_GIVEN PROBLEM 1_
Reproduce the part of the HSBC passage starting with "It would have" and going on through "on capital requirements.".
_GIVEN PROBLEM 2_
Translate this sentence from the HSBC passage into Spanish: "The main problem, though, would have been HSBC's size."
_GIVEN PROBLEM 3_
Extend the HSBC passage past its final sentence.

_TEXT EXCERPT_
HSBC suggests the board thrashed around and agonised, but what did it have to gain?

It would have avoided the Chancellor's bank levy, saved itself a bit of tax and been closer to its biggest markets - but the benefits looked slim.

But the regulator in Hong Kong has a reputation for being scrupulous, so it's not as if HSBC would have had been in for an easier ride on capital requirements.

The main problem, though, would have been HSBC's size.

HSBC is Britain's biggest bank, and the ninth largest in the world - the bank's balance sheet is almost ten times the size of Hong Kong's economy.

In extremis, who would act as lender of last resort? The Hong Kong Monetary Authority hasn't pockets deep enough.

The Chinese government? We've seen how hands-on China can be recently, intervening to prop-up the falling stock-market.

For any bank that values its independence, that's cause for alarm.

Back in Britain and the Treasury sees only upside - HSBC's decision is proof the UK is "the best place to base a global business" and a "vote of confidence in the government's economic plan".

_PROVIDED INFORMATION_

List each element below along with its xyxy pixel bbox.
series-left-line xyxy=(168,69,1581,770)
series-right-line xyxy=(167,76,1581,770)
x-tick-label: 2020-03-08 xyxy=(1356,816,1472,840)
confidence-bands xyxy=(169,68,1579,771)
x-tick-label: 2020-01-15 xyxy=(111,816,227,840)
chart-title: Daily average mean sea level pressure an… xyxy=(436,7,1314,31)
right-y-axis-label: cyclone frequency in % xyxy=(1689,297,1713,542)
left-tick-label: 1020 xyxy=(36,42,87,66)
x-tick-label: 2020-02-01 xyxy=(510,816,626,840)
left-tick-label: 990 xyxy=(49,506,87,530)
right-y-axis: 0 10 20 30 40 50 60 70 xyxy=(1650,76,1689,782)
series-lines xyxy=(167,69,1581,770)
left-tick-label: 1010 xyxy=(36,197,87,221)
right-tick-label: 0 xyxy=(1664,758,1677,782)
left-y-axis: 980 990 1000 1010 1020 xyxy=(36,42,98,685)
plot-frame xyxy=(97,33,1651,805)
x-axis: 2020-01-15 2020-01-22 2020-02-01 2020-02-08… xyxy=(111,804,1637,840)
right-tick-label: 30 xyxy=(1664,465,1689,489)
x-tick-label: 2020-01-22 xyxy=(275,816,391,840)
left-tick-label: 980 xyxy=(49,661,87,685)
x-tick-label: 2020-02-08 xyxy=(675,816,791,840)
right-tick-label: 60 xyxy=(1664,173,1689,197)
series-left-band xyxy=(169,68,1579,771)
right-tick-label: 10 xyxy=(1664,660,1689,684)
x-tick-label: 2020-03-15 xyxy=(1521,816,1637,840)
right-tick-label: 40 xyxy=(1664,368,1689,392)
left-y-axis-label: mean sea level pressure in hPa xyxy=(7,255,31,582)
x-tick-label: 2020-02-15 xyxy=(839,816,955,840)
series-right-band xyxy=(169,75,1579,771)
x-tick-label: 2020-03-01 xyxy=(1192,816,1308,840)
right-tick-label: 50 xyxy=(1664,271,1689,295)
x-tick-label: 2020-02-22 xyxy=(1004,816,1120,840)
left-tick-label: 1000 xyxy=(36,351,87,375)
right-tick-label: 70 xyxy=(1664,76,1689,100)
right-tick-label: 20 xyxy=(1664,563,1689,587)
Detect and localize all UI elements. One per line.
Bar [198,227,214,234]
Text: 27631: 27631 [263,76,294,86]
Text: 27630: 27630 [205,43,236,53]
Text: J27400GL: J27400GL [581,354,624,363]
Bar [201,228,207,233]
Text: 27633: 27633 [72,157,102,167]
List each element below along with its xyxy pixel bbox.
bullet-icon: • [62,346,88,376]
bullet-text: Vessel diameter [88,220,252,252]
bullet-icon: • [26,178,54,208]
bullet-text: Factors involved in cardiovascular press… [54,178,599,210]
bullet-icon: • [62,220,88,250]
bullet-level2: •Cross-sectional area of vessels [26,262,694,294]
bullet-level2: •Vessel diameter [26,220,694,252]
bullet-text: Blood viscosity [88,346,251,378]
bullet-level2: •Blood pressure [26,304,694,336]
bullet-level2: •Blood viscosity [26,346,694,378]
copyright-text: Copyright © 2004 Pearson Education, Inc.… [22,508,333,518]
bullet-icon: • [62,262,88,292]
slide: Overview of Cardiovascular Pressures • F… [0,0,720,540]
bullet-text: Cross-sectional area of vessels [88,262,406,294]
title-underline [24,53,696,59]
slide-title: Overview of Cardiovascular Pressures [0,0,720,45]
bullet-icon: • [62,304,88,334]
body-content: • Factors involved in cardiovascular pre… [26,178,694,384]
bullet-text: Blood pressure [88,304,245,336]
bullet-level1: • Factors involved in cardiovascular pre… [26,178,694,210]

_WRITTEN RESPONSE 1_
It would have avoided the Chancellor's bank levy, saved itself a bit of tax and been closer to its biggest markets - but the benefits looked slim.

But the regulator in Hong Kong has a reputation for being scrupulous, so it's not as if HSBC would have had been in for an easier ride on capital requirements.

_WRITTEN RESPONSE 2_
Sin embargo, el principal problema habría sido el tamaño de HSBC.

_WRITTEN RESPONSE 3_
They are reasonable opinions. Another is that Chancellor George Osborne has just swallowed what was essentially a bluff.

The Chancellor hiked the bank levy, a tax on bank balance sheets, just before the election.

It was a popular move, but one that prompted HSBC - one of the few banks not to find itself perilously over-extended during the banking crisis - to threaten to up-sticks because it felt it was paying a disproportionate amount of tax.

In July, George Osborne announced the bank levy would be reduced and would only apply to the UK balance sheet of banks.

He introduced a bank surcharge on profits to help make-up the revenue lost.

The net effect was a reduction in the amount of tax HSBC pays while increasing the burden for others .

"HSBC has no intention or moving," a rival bank chief executive told me recently.

"Only a crazy person would relocate their bank headquarters to the territory of a communist country that makes people disappear," he said, a reference to the recent detention of three booksellers in Hong Kong.

The Chancellor clearly took the threat seriously.

Crudely put, at the end of the day this was a decision about where to locate around 200 people and hold board meetings.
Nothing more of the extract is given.